# GIVEN RECORDS
§ §

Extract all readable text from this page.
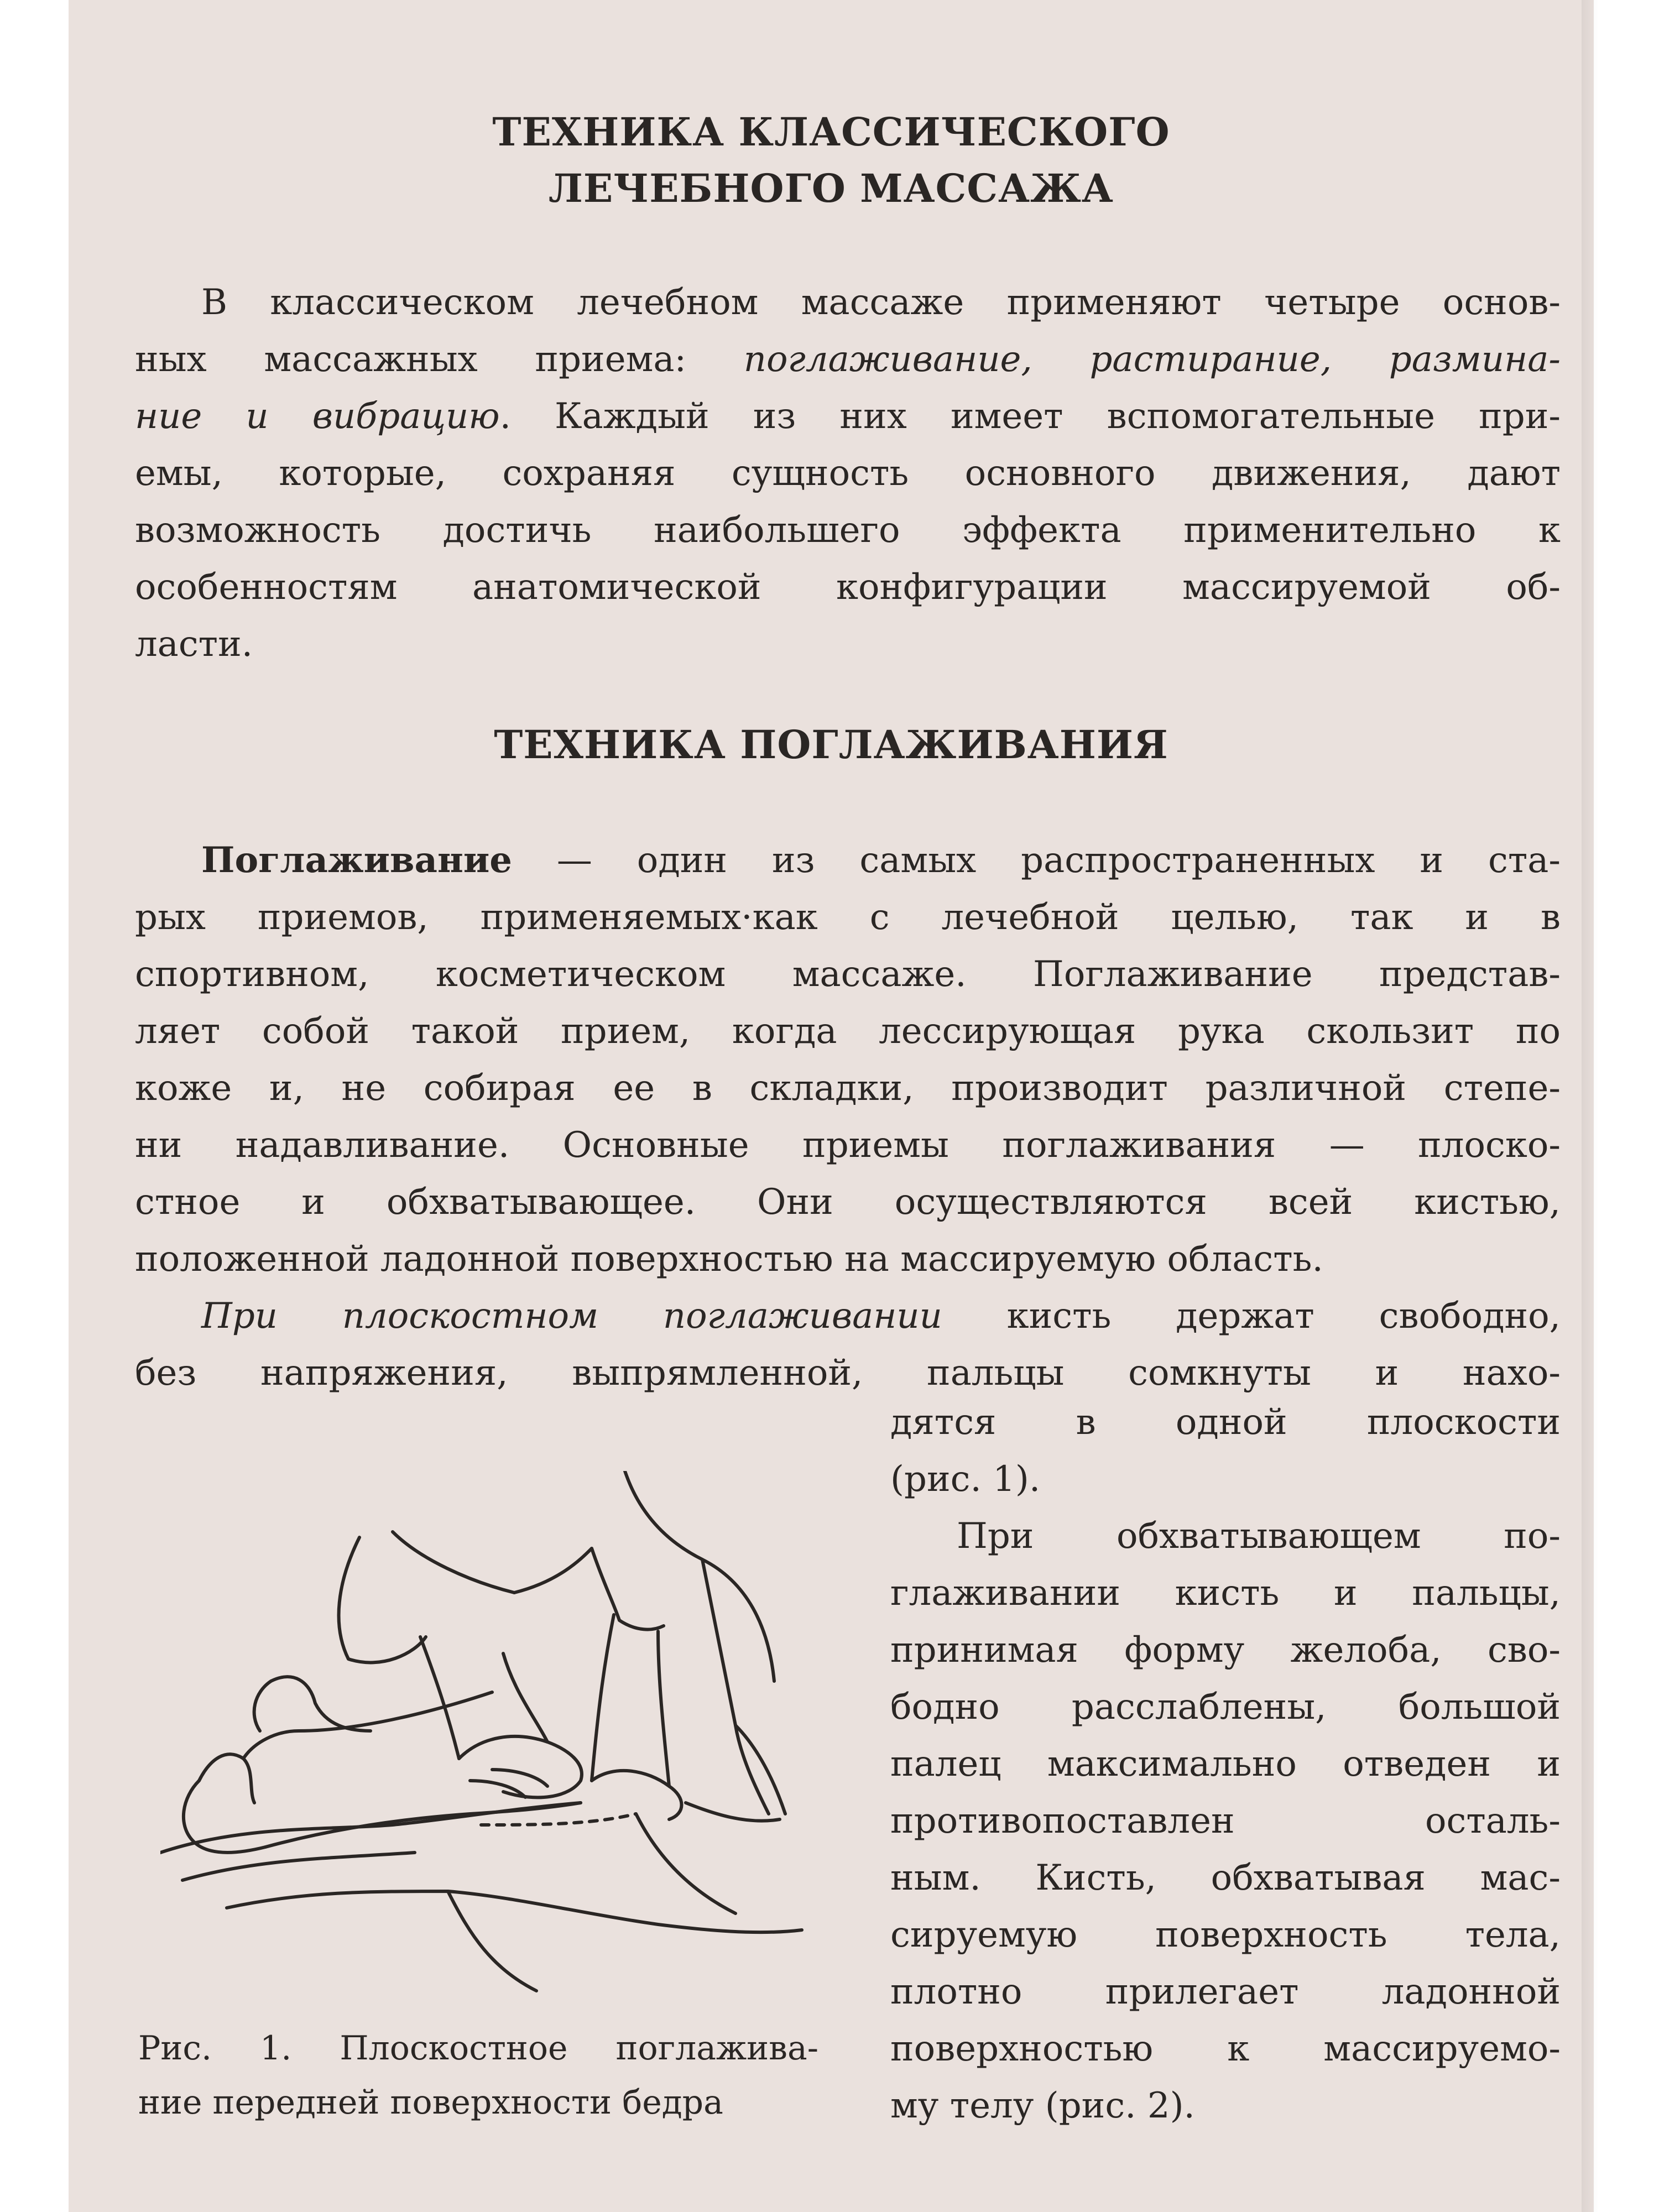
ТЕХНИКА КЛАССИЧЕСКОГО
ЛЕЧЕБНОГО МАССАЖА
В классическом лечебном массаже применяют четыре основ-
ных массажных приема: поглаживание, растирание, размина-
ние и вибрацию. Каждый из них имеет вспомогательные при-
емы, которые, сохраняя сущность основного движения, дают
возможность достичь наибольшего эффекта применительно к
особенностям анатомической конфигурации массируемой об-
ласти.
ТЕХНИКА ПОГЛАЖИВАНИЯ
Поглаживание — один из самых распространенных и ста-
рых приемов, применяемых·как с лечебной целью, так и в
спортивном, косметическом массаже. Поглаживание представ-
ляет собой такой прием, когда лессирующая рука скользит по
коже и, не собирая ее в складки, производит различной степе-
ни надавливание. Основные приемы поглаживания — плоско-
стное и обхватывающее. Они осуществляются всей кистью,
положенной ладонной поверхностью на массируемую область.
При плоскостном поглаживании кисть держат свободно,
без напряжения, выпрямленной, пальцы сомкнуты и нахо-
дятся в одной плоскости
(рис. 1).
При обхватывающем по-
глаживании кисть и пальцы,
принимая форму желоба, сво-
бодно расслаблены, большой
палец максимально отведен и
противопоставлен осталь-
ным. Кисть, обхватывая мас-
сируемую поверхность тела,
плотно прилегает ладонной
поверхностью к массируемо-
му телу (рис. 2).
Рис. 1. Плоскостное поглажива-
ние передней поверхности бедра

§ §

# DIRECTIONS FOR THIS TASK
Make an exact copy of the data, leaving its pictures out.

# OUTPUT FOR THIS EXERCISE
Extract all readable text from this page.
ТЕХНИКА КЛАССИЧЕСКОГО
ЛЕЧЕБНОГО МАССАЖА
В классическом лечебном массаже применяют четыре основ-
ных массажных приема: поглаживание, растирание, размина-
ние и вибрацию. Каждый из них имеет вспомогательные при-
емы, которые, сохраняя сущность основного движения, дают
возможность достичь наибольшего эффекта применительно к
особенностям анатомической конфигурации массируемой об-
ласти.
ТЕХНИКА ПОГЛАЖИВАНИЯ
Поглаживание — один из самых распространенных и ста-
рых приемов, применяемых·как с лечебной целью, так и в
спортивном, косметическом массаже. Поглаживание представ-
ляет собой такой прием, когда лессирующая рука скользит по
коже и, не собирая ее в складки, производит различной степе-
ни надавливание. Основные приемы поглаживания — плоско-
стное и обхватывающее. Они осуществляются всей кистью,
положенной ладонной поверхностью на массируемую область.
При плоскостном поглаживании кисть держат свободно,
без напряжения, выпрямленной, пальцы сомкнуты и нахо-
дятся в одной плоскости
(рис. 1).
При обхватывающем по-
глаживании кисть и пальцы,
принимая форму желоба, сво-
бодно расслаблены, большой
палец максимально отведен и
противопоставлен осталь-
ным. Кисть, обхватывая мас-
сируемую поверхность тела,
плотно прилегает ладонной
поверхностью к массируемо-
му телу (рис. 2).
Рис. 1. Плоскостное поглажива-
ние передней поверхности бедра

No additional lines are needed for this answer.